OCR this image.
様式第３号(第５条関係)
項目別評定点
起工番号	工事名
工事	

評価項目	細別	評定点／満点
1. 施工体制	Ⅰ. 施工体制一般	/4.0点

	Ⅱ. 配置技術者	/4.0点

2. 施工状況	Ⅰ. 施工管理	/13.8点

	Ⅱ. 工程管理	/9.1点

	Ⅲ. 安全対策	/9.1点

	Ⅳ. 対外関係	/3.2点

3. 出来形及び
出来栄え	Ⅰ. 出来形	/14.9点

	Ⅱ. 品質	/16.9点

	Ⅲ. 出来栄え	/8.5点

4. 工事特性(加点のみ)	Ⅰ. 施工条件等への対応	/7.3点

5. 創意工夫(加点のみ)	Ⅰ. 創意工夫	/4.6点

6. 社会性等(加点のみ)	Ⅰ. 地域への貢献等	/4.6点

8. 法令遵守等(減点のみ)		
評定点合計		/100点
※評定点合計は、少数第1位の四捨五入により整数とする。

┄┄┄┄┄┄┄┄┄┄

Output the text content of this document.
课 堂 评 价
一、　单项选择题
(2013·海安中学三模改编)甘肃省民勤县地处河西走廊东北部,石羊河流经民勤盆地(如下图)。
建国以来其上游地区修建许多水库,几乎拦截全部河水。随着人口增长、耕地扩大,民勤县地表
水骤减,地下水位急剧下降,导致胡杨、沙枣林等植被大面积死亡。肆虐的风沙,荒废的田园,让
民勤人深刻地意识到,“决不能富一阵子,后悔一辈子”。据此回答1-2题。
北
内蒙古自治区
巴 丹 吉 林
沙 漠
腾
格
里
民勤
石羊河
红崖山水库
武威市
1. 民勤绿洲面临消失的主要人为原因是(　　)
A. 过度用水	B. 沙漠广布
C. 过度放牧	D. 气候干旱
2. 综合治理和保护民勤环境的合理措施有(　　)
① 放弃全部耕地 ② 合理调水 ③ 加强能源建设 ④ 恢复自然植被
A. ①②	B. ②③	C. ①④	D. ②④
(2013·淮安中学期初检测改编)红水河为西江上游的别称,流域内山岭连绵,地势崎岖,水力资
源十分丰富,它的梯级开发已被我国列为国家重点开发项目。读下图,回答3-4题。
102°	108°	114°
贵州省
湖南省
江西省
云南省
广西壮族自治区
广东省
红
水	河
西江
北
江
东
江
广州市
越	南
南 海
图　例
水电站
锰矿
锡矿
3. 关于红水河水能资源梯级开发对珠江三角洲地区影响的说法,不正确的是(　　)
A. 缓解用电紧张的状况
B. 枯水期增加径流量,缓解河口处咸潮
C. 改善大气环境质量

┄┄┄┄┄┄┄┄┄┄

Across the preceding material, how many lines contain the word "this"? State the number alone.

2